═════ EXCERPTED RECORDS

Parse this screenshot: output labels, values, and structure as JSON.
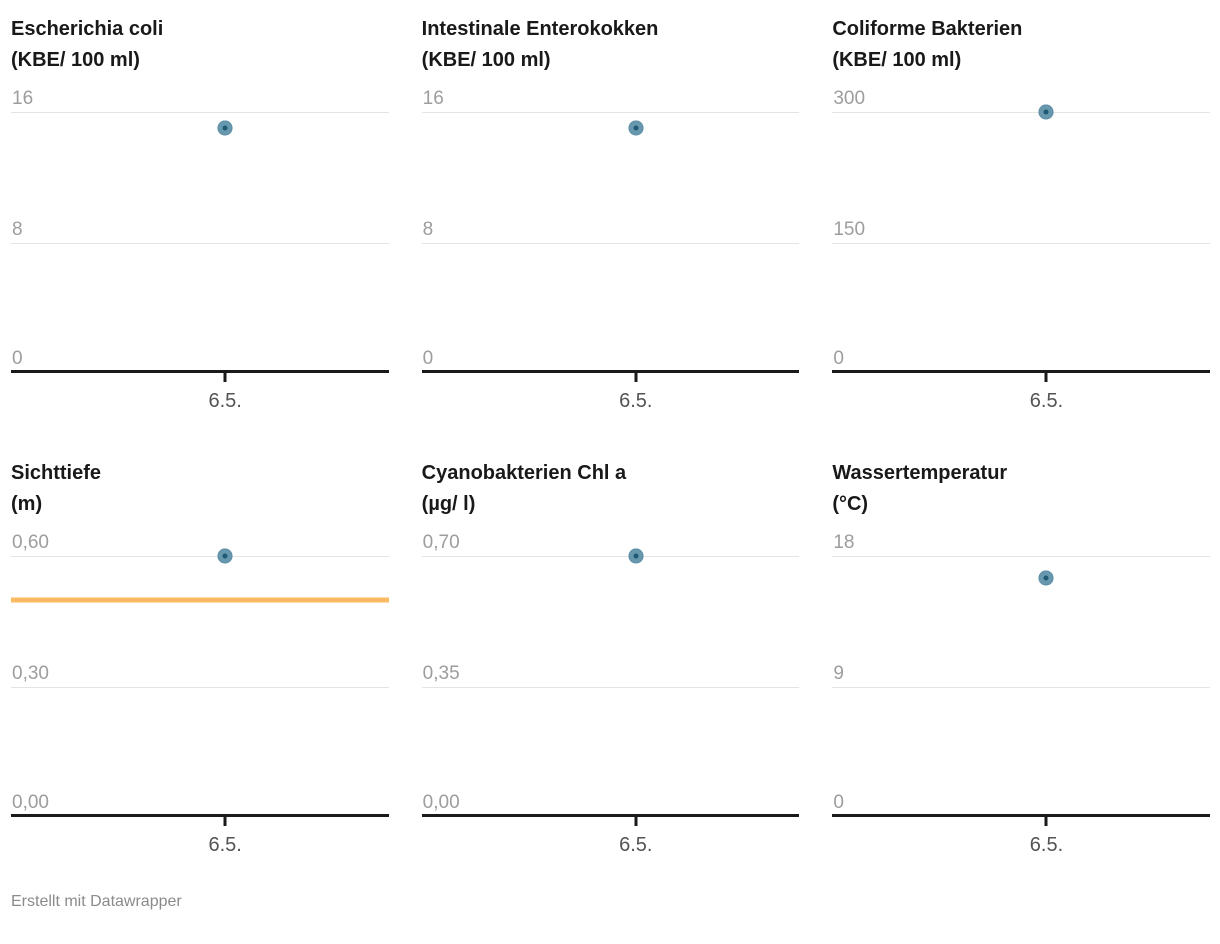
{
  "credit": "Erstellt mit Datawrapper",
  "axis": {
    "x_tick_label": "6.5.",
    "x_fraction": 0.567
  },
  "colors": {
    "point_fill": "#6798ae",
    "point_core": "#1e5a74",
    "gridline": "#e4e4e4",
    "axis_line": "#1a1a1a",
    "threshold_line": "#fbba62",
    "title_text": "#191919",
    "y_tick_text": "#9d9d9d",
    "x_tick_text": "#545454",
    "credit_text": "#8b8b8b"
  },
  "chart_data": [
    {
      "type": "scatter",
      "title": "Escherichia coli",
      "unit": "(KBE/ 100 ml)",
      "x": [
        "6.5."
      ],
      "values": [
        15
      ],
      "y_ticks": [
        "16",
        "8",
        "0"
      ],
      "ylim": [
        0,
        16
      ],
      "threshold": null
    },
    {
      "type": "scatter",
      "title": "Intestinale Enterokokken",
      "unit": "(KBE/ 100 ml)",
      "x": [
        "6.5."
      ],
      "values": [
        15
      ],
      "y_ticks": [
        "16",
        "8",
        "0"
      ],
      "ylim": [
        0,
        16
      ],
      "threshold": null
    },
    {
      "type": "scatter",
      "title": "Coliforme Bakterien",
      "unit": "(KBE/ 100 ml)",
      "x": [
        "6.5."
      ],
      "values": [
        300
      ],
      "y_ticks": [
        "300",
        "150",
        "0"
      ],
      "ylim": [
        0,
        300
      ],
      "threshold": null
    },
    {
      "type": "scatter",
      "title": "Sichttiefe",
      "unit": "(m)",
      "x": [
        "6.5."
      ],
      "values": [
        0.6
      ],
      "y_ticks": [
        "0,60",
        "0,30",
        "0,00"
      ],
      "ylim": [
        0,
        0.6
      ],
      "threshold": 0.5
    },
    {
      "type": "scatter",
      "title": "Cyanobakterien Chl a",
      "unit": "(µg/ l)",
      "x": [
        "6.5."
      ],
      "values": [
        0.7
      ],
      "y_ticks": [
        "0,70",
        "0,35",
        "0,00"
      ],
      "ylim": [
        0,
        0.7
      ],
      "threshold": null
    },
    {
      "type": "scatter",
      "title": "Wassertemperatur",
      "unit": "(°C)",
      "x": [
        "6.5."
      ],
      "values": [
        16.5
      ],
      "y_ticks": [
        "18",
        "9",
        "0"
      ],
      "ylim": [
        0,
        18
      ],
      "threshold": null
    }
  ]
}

══════════
═════ EXCERPTED RECORDS

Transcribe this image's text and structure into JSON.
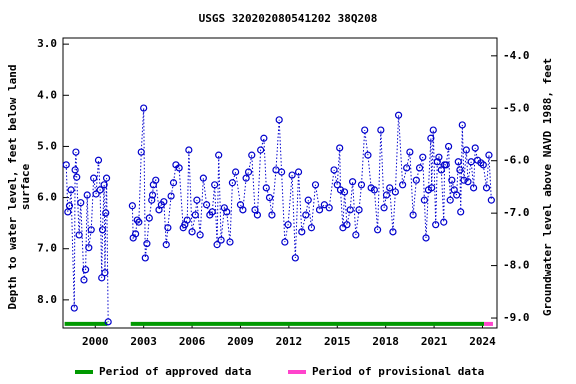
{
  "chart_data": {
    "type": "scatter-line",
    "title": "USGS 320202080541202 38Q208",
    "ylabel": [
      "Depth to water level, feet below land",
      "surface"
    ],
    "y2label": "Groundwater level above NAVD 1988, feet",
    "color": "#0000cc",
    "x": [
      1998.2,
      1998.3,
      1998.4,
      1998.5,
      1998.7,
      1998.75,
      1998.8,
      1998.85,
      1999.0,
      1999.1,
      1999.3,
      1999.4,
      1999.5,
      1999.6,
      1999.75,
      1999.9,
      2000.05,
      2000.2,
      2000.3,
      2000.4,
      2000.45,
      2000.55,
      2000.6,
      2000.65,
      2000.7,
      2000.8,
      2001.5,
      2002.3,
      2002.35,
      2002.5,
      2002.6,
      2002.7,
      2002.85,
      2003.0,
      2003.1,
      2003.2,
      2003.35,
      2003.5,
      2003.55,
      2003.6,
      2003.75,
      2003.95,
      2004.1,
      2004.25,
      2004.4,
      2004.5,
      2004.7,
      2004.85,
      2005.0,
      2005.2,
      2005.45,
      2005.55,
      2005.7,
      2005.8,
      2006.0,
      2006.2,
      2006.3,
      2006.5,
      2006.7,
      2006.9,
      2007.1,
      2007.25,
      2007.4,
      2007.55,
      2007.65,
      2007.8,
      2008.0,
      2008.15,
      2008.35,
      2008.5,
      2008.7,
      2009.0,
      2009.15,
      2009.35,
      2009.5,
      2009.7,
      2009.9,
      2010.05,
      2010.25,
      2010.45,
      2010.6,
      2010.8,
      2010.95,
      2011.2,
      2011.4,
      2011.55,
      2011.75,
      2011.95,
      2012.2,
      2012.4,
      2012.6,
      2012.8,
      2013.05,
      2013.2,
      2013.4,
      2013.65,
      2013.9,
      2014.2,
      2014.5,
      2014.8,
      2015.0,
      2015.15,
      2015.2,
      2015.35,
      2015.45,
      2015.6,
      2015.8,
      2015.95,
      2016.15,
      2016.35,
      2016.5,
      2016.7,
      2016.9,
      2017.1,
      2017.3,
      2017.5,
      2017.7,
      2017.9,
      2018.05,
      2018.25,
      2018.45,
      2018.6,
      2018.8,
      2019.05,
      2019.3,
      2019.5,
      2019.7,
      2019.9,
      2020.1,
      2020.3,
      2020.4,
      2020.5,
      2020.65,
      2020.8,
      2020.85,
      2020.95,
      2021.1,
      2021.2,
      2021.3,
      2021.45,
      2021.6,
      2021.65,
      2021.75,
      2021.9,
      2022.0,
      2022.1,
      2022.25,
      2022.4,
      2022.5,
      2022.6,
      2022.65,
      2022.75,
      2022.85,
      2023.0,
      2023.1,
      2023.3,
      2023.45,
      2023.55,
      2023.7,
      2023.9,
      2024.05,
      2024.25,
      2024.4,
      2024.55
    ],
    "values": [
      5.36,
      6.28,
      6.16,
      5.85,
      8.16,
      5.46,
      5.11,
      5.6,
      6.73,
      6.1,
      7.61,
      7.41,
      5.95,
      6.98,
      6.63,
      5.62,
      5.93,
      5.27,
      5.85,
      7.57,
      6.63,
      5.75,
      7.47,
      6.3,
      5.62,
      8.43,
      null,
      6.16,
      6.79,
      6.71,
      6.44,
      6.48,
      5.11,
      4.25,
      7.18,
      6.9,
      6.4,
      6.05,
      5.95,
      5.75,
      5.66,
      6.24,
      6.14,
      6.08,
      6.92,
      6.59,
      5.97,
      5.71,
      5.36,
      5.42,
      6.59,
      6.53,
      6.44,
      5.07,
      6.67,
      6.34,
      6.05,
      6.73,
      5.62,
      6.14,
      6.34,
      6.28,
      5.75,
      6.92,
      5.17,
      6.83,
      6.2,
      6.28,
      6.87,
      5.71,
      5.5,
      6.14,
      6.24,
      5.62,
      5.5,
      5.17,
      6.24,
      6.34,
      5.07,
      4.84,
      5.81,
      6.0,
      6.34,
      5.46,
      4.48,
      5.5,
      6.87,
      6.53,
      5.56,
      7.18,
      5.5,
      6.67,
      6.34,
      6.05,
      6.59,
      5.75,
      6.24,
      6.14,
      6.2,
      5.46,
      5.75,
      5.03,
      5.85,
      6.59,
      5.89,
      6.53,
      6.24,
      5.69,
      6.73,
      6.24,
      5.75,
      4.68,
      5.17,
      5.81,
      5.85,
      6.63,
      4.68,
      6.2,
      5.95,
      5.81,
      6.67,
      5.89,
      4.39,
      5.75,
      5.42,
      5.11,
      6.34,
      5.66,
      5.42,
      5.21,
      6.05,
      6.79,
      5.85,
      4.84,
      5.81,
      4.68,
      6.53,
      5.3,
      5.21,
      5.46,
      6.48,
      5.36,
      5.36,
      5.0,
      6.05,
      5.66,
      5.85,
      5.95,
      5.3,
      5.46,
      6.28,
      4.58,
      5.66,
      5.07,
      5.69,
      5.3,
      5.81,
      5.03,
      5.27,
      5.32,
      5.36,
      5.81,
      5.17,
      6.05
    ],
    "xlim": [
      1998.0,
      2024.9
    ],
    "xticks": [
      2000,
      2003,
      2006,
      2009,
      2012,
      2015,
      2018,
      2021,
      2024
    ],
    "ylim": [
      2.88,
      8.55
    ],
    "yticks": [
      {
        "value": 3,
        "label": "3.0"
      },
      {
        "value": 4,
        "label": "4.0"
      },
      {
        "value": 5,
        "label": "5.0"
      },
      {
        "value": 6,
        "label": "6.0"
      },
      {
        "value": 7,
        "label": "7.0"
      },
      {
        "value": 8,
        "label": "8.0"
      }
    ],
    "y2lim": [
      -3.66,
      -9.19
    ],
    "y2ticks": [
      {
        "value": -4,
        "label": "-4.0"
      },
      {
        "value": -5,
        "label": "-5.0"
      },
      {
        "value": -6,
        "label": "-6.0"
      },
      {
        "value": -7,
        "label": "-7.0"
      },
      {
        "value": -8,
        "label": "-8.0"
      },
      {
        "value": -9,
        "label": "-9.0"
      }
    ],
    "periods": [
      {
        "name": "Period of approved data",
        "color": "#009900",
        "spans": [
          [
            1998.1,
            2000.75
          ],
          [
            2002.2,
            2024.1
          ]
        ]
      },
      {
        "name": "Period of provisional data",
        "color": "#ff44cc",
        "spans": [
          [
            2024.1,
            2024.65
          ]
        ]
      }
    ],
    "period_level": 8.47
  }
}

══════════

Locate the word "JSON" in the records and collect each line it appears in.

Parse this screenshot: output labels, values, and structure as JSON.
Transcribe this image's text and structure into JSON.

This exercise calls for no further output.